Type every record exactly as it appears.

[Data excerpts]
>> start
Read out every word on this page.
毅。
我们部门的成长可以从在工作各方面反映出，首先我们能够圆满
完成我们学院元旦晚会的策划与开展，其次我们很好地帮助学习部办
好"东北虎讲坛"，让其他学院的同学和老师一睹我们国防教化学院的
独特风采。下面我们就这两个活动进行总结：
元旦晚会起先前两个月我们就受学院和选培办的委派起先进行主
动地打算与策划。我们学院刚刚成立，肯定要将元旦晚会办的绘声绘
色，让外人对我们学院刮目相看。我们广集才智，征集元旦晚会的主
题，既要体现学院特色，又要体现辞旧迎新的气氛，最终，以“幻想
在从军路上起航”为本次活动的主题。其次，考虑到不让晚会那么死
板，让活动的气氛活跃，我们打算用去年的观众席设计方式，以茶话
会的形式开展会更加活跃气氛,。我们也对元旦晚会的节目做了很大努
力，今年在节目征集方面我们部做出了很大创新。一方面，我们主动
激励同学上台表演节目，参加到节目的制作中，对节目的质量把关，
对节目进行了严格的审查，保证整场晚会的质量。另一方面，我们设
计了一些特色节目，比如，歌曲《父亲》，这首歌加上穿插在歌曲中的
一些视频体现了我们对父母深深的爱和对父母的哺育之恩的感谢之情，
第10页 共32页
>> end
◆ **RESULT BELOW**
Read out every word on this page.
毅。
我们部门的成长可以从在工作各方面反映出，首先我们能够圆满
完成我们学院元旦晚会的策划与开展，其次我们很好地帮助学习部办
好"东北虎讲坛"，让其他学院的同学和老师一睹我们国防教化学院的
独特风采。下面我们就这两个活动进行总结：
元旦晚会起先前两个月我们就受学院和选培办的委派起先进行主
动地打算与策划。我们学院刚刚成立，肯定要将元旦晚会办的绘声绘
色，让外人对我们学院刮目相看。我们广集才智，征集元旦晚会的主
题，既要体现学院特色，又要体现辞旧迎新的气氛，最终，以“幻想
在从军路上起航”为本次活动的主题。其次，考虑到不让晚会那么死
板，让活动的气氛活跃，我们打算用去年的观众席设计方式，以茶话
会的形式开展会更加活跃气氛,。我们也对元旦晚会的节目做了很大努
力，今年在节目征集方面我们部做出了很大创新。一方面，我们主动
激励同学上台表演节目，参加到节目的制作中，对节目的质量把关，
对节目进行了严格的审查，保证整场晚会的质量。另一方面，我们设
计了一些特色节目，比如，歌曲《父亲》，这首歌加上穿插在歌曲中的
一些视频体现了我们对父母深深的爱和对父母的哺育之恩的感谢之情，
第10页 共32页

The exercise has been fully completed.